Write out every entry precisely as given, leaving the pictures out.

--------

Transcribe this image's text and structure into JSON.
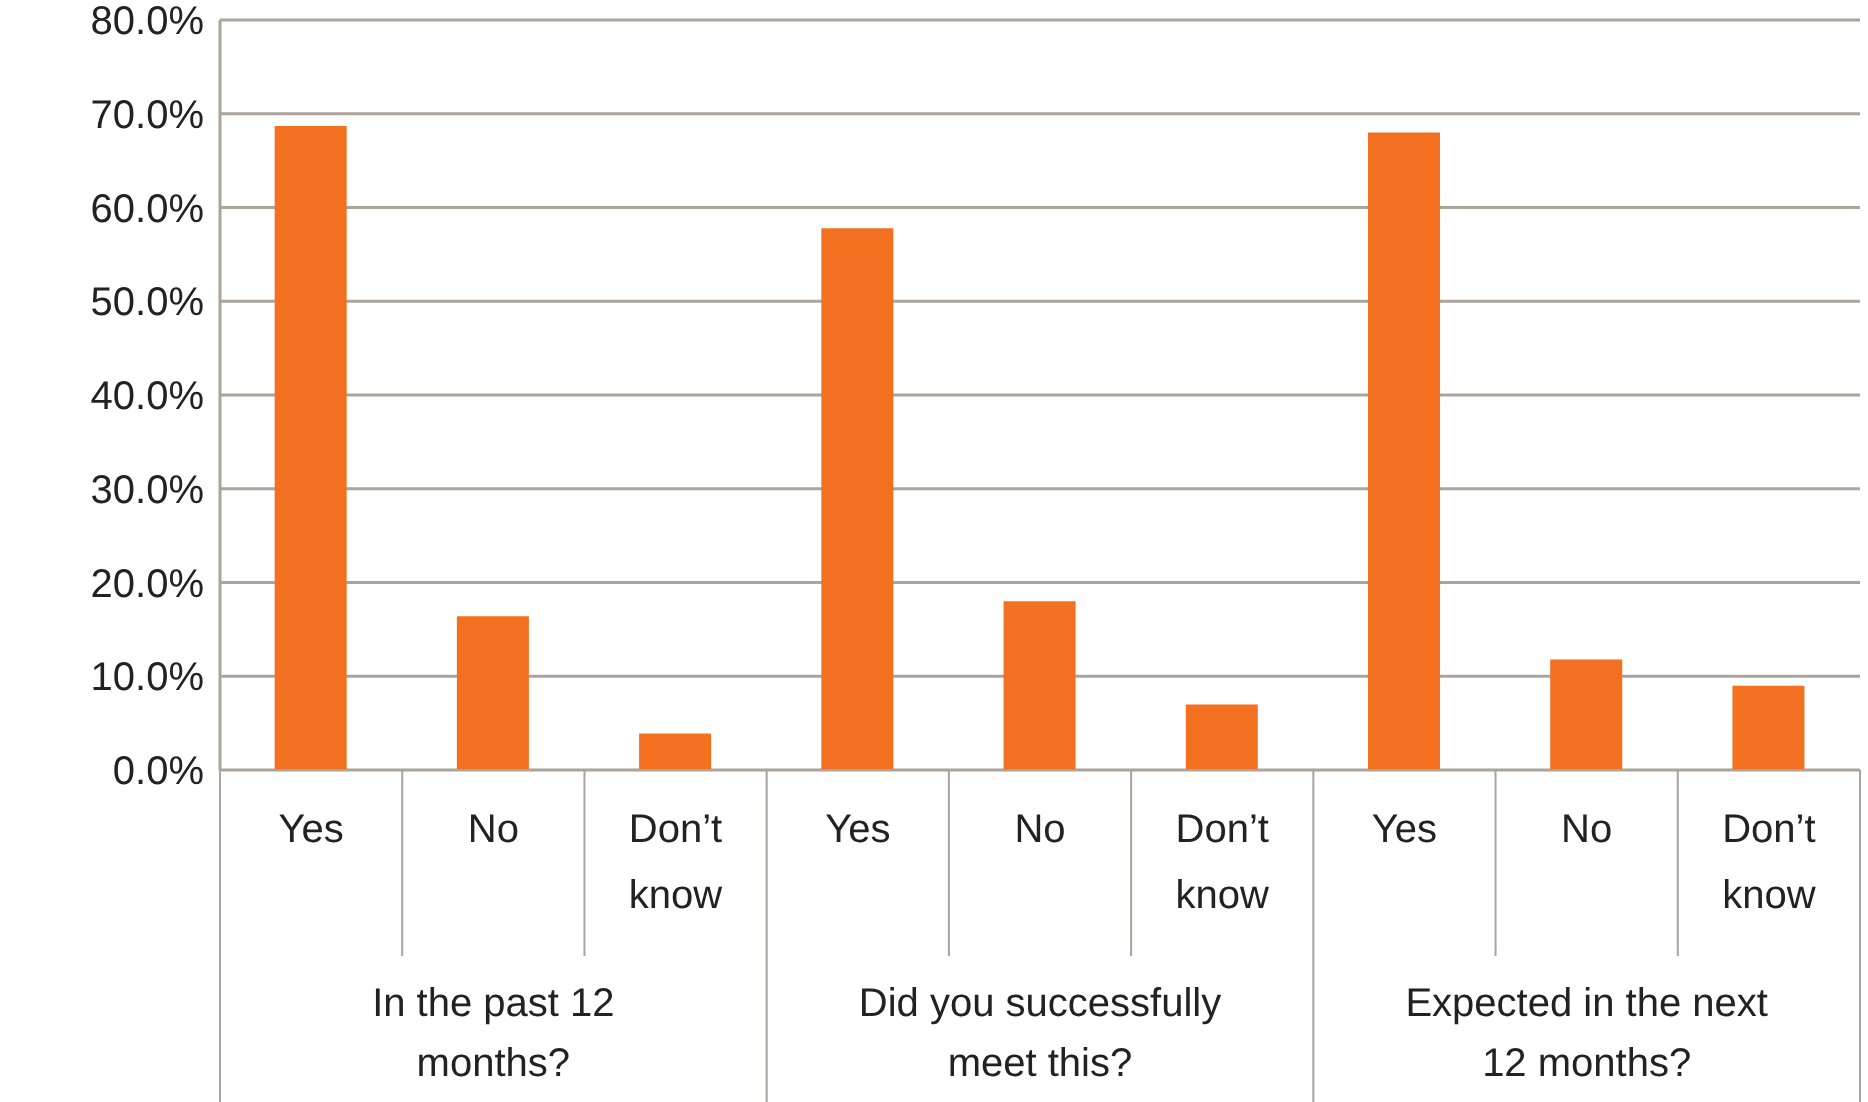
{
  "chart_data": {
    "type": "bar",
    "categories": [
      "Yes",
      "No",
      "Don’t know",
      "Yes",
      "No",
      "Don’t know",
      "Yes",
      "No",
      "Don’t know"
    ],
    "values": [
      68.7,
      16.4,
      3.9,
      57.8,
      18.0,
      7.0,
      68.0,
      11.8,
      9.0
    ],
    "color": "#f37021",
    "ylim": [
      0,
      80
    ],
    "yticks": [
      {
        "value": 0,
        "label": "0.0%"
      },
      {
        "value": 10,
        "label": "10.0%"
      },
      {
        "value": 20,
        "label": "20.0%"
      },
      {
        "value": 30,
        "label": "30.0%"
      },
      {
        "value": 40,
        "label": "40.0%"
      },
      {
        "value": 50,
        "label": "50.0%"
      },
      {
        "value": 60,
        "label": "60.0%"
      },
      {
        "value": 70,
        "label": "70.0%"
      },
      {
        "value": 80,
        "label": "80.0%"
      }
    ],
    "grid": "y",
    "annotations": [
      "In the past 12 months?",
      "Did you successfully meet this?",
      "Expected in the next 12 months?"
    ]
  }
}
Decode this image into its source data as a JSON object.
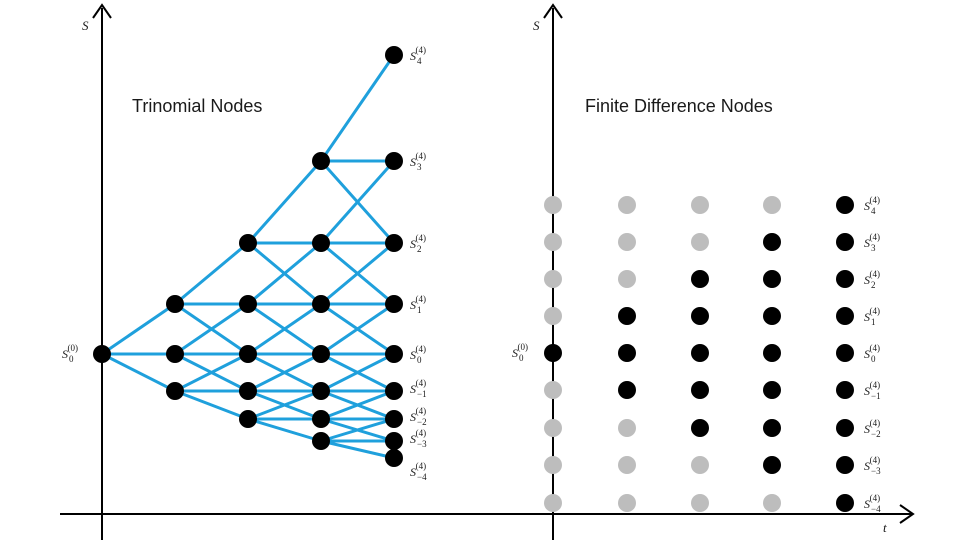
{
  "left_panel": {
    "title": "Trinomial Nodes",
    "y_axis_label": "S",
    "start_label": {
      "base": "S",
      "sub": "0",
      "sup": "(0)"
    },
    "terminal_labels": [
      {
        "base": "S",
        "sub": "4",
        "sup": "(4)"
      },
      {
        "base": "S",
        "sub": "3",
        "sup": "(4)"
      },
      {
        "base": "S",
        "sub": "2",
        "sup": "(4)"
      },
      {
        "base": "S",
        "sub": "1",
        "sup": "(4)"
      },
      {
        "base": "S",
        "sub": "0",
        "sup": "(4)"
      },
      {
        "base": "S",
        "sub": "−1",
        "sup": "(4)"
      },
      {
        "base": "S",
        "sub": "−2",
        "sup": "(4)"
      },
      {
        "base": "S",
        "sub": "−3",
        "sup": "(4)"
      },
      {
        "base": "S",
        "sub": "−4",
        "sup": "(4)"
      }
    ]
  },
  "right_panel": {
    "title": "Finite Difference Nodes",
    "y_axis_label": "S",
    "x_axis_label": "t",
    "start_label": {
      "base": "S",
      "sub": "0",
      "sup": "(0)"
    },
    "terminal_labels": [
      {
        "base": "S",
        "sub": "4",
        "sup": "(4)"
      },
      {
        "base": "S",
        "sub": "3",
        "sup": "(4)"
      },
      {
        "base": "S",
        "sub": "2",
        "sup": "(4)"
      },
      {
        "base": "S",
        "sub": "1",
        "sup": "(4)"
      },
      {
        "base": "S",
        "sub": "0",
        "sup": "(4)"
      },
      {
        "base": "S",
        "sub": "−1",
        "sup": "(4)"
      },
      {
        "base": "S",
        "sub": "−2",
        "sup": "(4)"
      },
      {
        "base": "S",
        "sub": "−3",
        "sup": "(4)"
      },
      {
        "base": "S",
        "sub": "−4",
        "sup": "(4)"
      }
    ]
  },
  "colors": {
    "edge": "#1fa0dc",
    "active_node": "#000000",
    "inactive_node": "#bdbdbd",
    "axis": "#000000"
  }
}
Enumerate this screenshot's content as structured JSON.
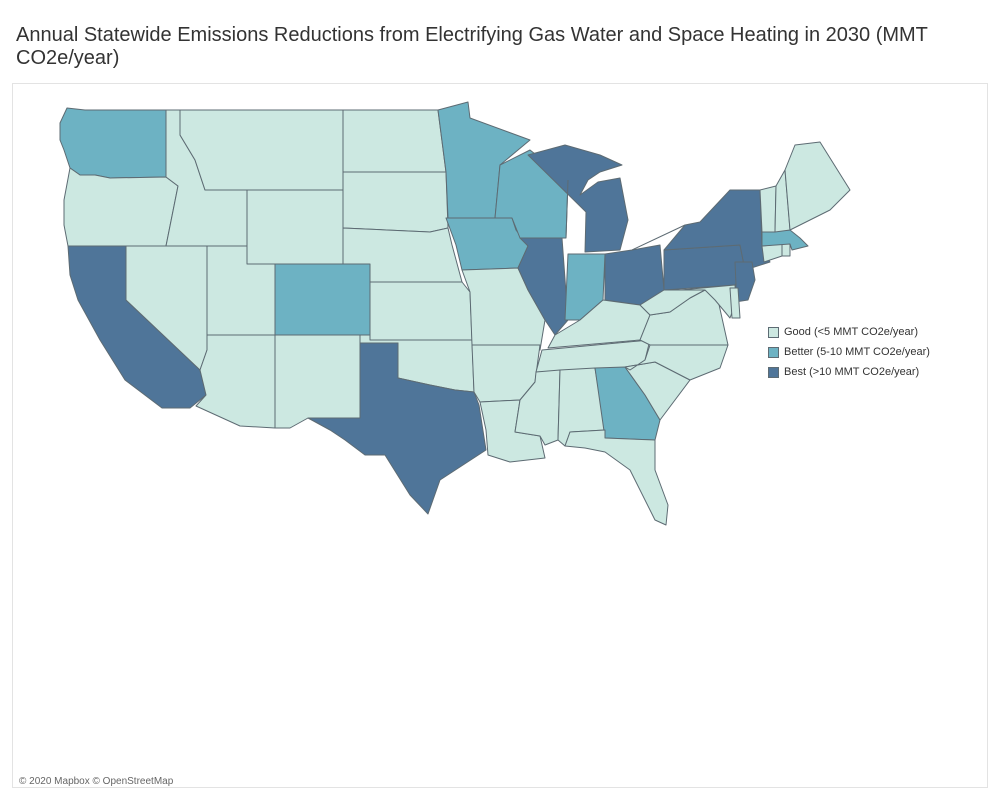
{
  "title": "Annual Statewide Emissions Reductions from Electrifying Gas Water and Space Heating in 2030 (MMT CO2e/year)",
  "legend": [
    {
      "key": "good",
      "label": "Good (<5 MMT CO2e/year)",
      "color": "#cce8e1"
    },
    {
      "key": "better",
      "label": "Better (5-10 MMT CO2e/year)",
      "color": "#6db2c3"
    },
    {
      "key": "best",
      "label": "Best (>10 MMT CO2e/year)",
      "color": "#4f7599"
    }
  ],
  "categories": {
    "washington": "better",
    "oregon": "good",
    "california": "best",
    "idaho": "good",
    "nevada": "good",
    "montana": "good",
    "wyoming": "good",
    "utah": "good",
    "arizona": "good",
    "colorado": "better",
    "new-mexico": "good",
    "north-dakota": "good",
    "south-dakota": "good",
    "nebraska": "good",
    "kansas": "good",
    "oklahoma": "good",
    "texas": "best",
    "minnesota": "better",
    "iowa": "better",
    "missouri": "good",
    "arkansas": "good",
    "louisiana": "good",
    "wisconsin": "better",
    "illinois": "best",
    "michigan": "best",
    "indiana": "better",
    "ohio": "best",
    "kentucky": "good",
    "tennessee": "good",
    "mississippi": "good",
    "alabama": "good",
    "georgia": "better",
    "florida": "good",
    "south-carolina": "good",
    "north-carolina": "good",
    "virginia": "good",
    "west-virginia": "good",
    "pennsylvania": "best",
    "new-york": "best",
    "new-jersey": "best",
    "maryland": "good",
    "delaware": "good",
    "connecticut": "good",
    "rhode-island": "good",
    "massachusetts": "better",
    "vermont": "good",
    "new-hampshire": "good",
    "maine": "good"
  },
  "attribution": "© 2020 Mapbox © OpenStreetMap"
}
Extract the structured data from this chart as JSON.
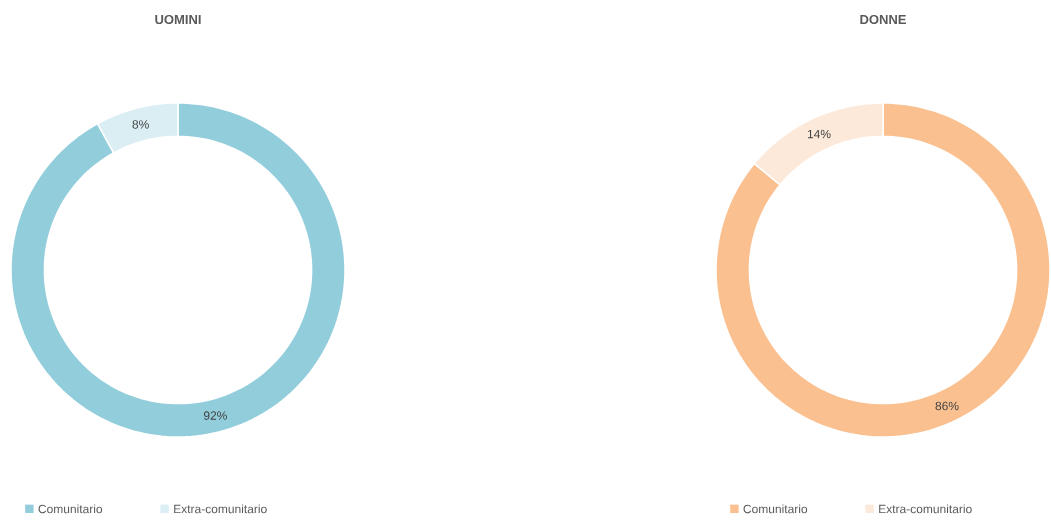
{
  "chart_data": [
    {
      "type": "donut",
      "title": "UOMINI",
      "categories": [
        "Comunitario",
        "Extra-comunitario"
      ],
      "values": [
        92,
        8
      ],
      "colors": [
        "#92cddc",
        "#daeef3"
      ],
      "value_labels": [
        "92%",
        "8%"
      ],
      "legend": "bottom"
    },
    {
      "type": "donut",
      "title": "DONNE",
      "categories": [
        "Comunitario",
        "Extra-comunitario"
      ],
      "values": [
        86,
        14
      ],
      "colors": [
        "#fac090",
        "#fde9d9"
      ],
      "value_labels": [
        "86%",
        "14%"
      ],
      "legend": "bottom"
    }
  ]
}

--------

## Complete answer
Transcribe this image's text and structure into JSON.
{
  "chart_data": {
    "type": "bar",
    "categories": [
      "Yes",
      "No",
      "Don’t know",
      "Yes",
      "No",
      "Don’t know",
      "Yes",
      "No",
      "Don’t know"
    ],
    "values": [
      68.7,
      16.4,
      3.9,
      57.8,
      18.0,
      7.0,
      68.0,
      11.8,
      9.0
    ],
    "color": "#f37021",
    "ylim": [
      0,
      80
    ],
    "yticks": [
      {
        "value": 0,
        "label": "0.0%"
      },
      {
        "value": 10,
        "label": "10.0%"
      },
      {
        "value": 20,
        "label": "20.0%"
      },
      {
        "value": 30,
        "label": "30.0%"
      },
      {
        "value": 40,
        "label": "40.0%"
      },
      {
        "value": 50,
        "label": "50.0%"
      },
      {
        "value": 60,
        "label": "60.0%"
      },
      {
        "value": 70,
        "label": "70.0%"
      },
      {
        "value": 80,
        "label": "80.0%"
      }
    ],
    "grid": "y",
    "annotations": [
      "In the past 12 months?",
      "Did you successfully meet this?",
      "Expected in the next 12 months?"
    ]
  }
}
Decode this image into its source data as a JSON object.
{
  "left_panel": {
    "title": "Trinomial Nodes",
    "y_axis_label": "S",
    "start_label": {
      "base": "S",
      "sub": "0",
      "sup": "(0)"
    },
    "terminal_labels": [
      {
        "base": "S",
        "sub": "4",
        "sup": "(4)"
      },
      {
        "base": "S",
        "sub": "3",
        "sup": "(4)"
      },
      {
        "base": "S",
        "sub": "2",
        "sup": "(4)"
      },
      {
        "base": "S",
        "sub": "1",
        "sup": "(4)"
      },
      {
        "base": "S",
        "sub": "0",
        "sup": "(4)"
      },
      {
        "base": "S",
        "sub": "−1",
        "sup": "(4)"
      },
      {
        "base": "S",
        "sub": "−2",
        "sup": "(4)"
      },
      {
        "base": "S",
        "sub": "−3",
        "sup": "(4)"
      },
      {
        "base": "S",
        "sub": "−4",
        "sup": "(4)"
      }
    ]
  },
  "right_panel": {
    "title": "Finite Difference Nodes",
    "y_axis_label": "S",
    "x_axis_label": "t",
    "start_label": {
      "base": "S",
      "sub": "0",
      "sup": "(0)"
    },
    "terminal_labels": [
      {
        "base": "S",
        "sub": "4",
        "sup": "(4)"
      },
      {
        "base": "S",
        "sub": "3",
        "sup": "(4)"
      },
      {
        "base": "S",
        "sub": "2",
        "sup": "(4)"
      },
      {
        "base": "S",
        "sub": "1",
        "sup": "(4)"
      },
      {
        "base": "S",
        "sub": "0",
        "sup": "(4)"
      },
      {
        "base": "S",
        "sub": "−1",
        "sup": "(4)"
      },
      {
        "base": "S",
        "sub": "−2",
        "sup": "(4)"
      },
      {
        "base": "S",
        "sub": "−3",
        "sup": "(4)"
      },
      {
        "base": "S",
        "sub": "−4",
        "sup": "(4)"
      }
    ]
  },
  "colors": {
    "edge": "#1fa0dc",
    "active_node": "#000000",
    "inactive_node": "#bdbdbd",
    "axis": "#000000"
  }
}
Enumerate this screenshot's content as structured JSON.
{
  "title": "Annual Statewide Emissions Reductions from Electrifying Gas Water and Space Heating in 2030 (MMT CO2e/year)",
  "legend": [
    {
      "key": "good",
      "label": "Good (<5 MMT CO2e/year)",
      "color": "#cce8e1"
    },
    {
      "key": "better",
      "label": "Better (5-10 MMT CO2e/year)",
      "color": "#6db2c3"
    },
    {
      "key": "best",
      "label": "Best (>10 MMT CO2e/year)",
      "color": "#4f7599"
    }
  ],
  "categories": {
    "washington": "better",
    "oregon": "good",
    "california": "best",
    "idaho": "good",
    "nevada": "good",
    "montana": "good",
    "wyoming": "good",
    "utah": "good",
    "arizona": "good",
    "colorado": "better",
    "new-mexico": "good",
    "north-dakota": "good",
    "south-dakota": "good",
    "nebraska": "good",
    "kansas": "good",
    "oklahoma": "good",
    "texas": "best",
    "minnesota": "better",
    "iowa": "better",
    "missouri": "good",
    "arkansas": "good",
    "louisiana": "good",
    "wisconsin": "better",
    "illinois": "best",
    "michigan": "best",
    "indiana": "better",
    "ohio": "best",
    "kentucky": "good",
    "tennessee": "good",
    "mississippi": "good",
    "alabama": "good",
    "georgia": "better",
    "florida": "good",
    "south-carolina": "good",
    "north-carolina": "good",
    "virginia": "good",
    "west-virginia": "good",
    "pennsylvania": "best",
    "new-york": "best",
    "new-jersey": "best",
    "maryland": "good",
    "delaware": "good",
    "connecticut": "good",
    "rhode-island": "good",
    "massachusetts": "better",
    "vermont": "good",
    "new-hampshire": "good",
    "maine": "good"
  },
  "attribution": "© 2020 Mapbox © OpenStreetMap"
}
Extract the structured data from this chart as JSON.
{
  "chart_data": [
    {
      "type": "donut",
      "title": "UOMINI",
      "categories": [
        "Comunitario",
        "Extra-comunitario"
      ],
      "values": [
        92,
        8
      ],
      "colors": [
        "#92cddc",
        "#daeef3"
      ],
      "value_labels": [
        "92%",
        "8%"
      ],
      "legend": "bottom"
    },
    {
      "type": "donut",
      "title": "DONNE",
      "categories": [
        "Comunitario",
        "Extra-comunitario"
      ],
      "values": [
        86,
        14
      ],
      "colors": [
        "#fac090",
        "#fde9d9"
      ],
      "value_labels": [
        "86%",
        "14%"
      ],
      "legend": "bottom"
    }
  ]
}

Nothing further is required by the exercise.